(Collected data)

◆ ◆ ◆ ◆ ◆ ◆ ◆

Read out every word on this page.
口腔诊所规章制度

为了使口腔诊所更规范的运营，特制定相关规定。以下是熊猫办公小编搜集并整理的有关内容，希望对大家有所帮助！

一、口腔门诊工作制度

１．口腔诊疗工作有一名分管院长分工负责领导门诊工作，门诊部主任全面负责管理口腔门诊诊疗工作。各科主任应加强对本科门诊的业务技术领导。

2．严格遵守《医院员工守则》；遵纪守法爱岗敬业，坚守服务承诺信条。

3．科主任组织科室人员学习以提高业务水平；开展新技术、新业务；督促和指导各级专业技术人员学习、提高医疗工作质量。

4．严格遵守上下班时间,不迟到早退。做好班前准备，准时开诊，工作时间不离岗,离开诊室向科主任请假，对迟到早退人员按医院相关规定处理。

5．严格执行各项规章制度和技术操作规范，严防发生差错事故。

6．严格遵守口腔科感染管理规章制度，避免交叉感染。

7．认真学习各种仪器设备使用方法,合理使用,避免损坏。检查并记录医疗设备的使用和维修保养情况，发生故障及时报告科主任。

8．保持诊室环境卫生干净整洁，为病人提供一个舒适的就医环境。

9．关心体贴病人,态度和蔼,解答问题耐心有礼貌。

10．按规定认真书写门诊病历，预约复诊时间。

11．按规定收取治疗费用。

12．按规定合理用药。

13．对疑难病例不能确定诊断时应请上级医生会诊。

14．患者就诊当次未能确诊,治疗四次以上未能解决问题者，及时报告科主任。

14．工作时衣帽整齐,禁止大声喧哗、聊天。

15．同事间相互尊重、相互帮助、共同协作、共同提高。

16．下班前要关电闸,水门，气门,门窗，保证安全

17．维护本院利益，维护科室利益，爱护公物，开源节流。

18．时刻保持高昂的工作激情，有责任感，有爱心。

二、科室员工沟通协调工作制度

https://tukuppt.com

◆ ◆ ◆ ◆ ◆ ◆ ◆

Aim of the exercise – Output all of the data again, exactly.

Complete answer –
Read out every word on this page.
口腔诊所规章制度

为了使口腔诊所更规范的运营，特制定相关规定。以下是熊猫办公小编搜集并整理的有关内容，希望对大家有所帮助！

一、口腔门诊工作制度

１．口腔诊疗工作有一名分管院长分工负责领导门诊工作，门诊部主任全面负责管理口腔门诊诊疗工作。各科主任应加强对本科门诊的业务技术领导。

2．严格遵守《医院员工守则》；遵纪守法爱岗敬业，坚守服务承诺信条。

3．科主任组织科室人员学习以提高业务水平；开展新技术、新业务；督促和指导各级专业技术人员学习、提高医疗工作质量。

4．严格遵守上下班时间,不迟到早退。做好班前准备，准时开诊，工作时间不离岗,离开诊室向科主任请假，对迟到早退人员按医院相关规定处理。

5．严格执行各项规章制度和技术操作规范，严防发生差错事故。

6．严格遵守口腔科感染管理规章制度，避免交叉感染。

7．认真学习各种仪器设备使用方法,合理使用,避免损坏。检查并记录医疗设备的使用和维修保养情况，发生故障及时报告科主任。

8．保持诊室环境卫生干净整洁，为病人提供一个舒适的就医环境。

9．关心体贴病人,态度和蔼,解答问题耐心有礼貌。

10．按规定认真书写门诊病历，预约复诊时间。

11．按规定收取治疗费用。

12．按规定合理用药。

13．对疑难病例不能确定诊断时应请上级医生会诊。

14．患者就诊当次未能确诊,治疗四次以上未能解决问题者，及时报告科主任。

14．工作时衣帽整齐,禁止大声喧哗、聊天。

15．同事间相互尊重、相互帮助、共同协作、共同提高。

16．下班前要关电闸,水门，气门,门窗，保证安全

17．维护本院利益，维护科室利益，爱护公物，开源节流。

18．时刻保持高昂的工作激情，有责任感，有爱心。

二、科室员工沟通协调工作制度

https://tukuppt.com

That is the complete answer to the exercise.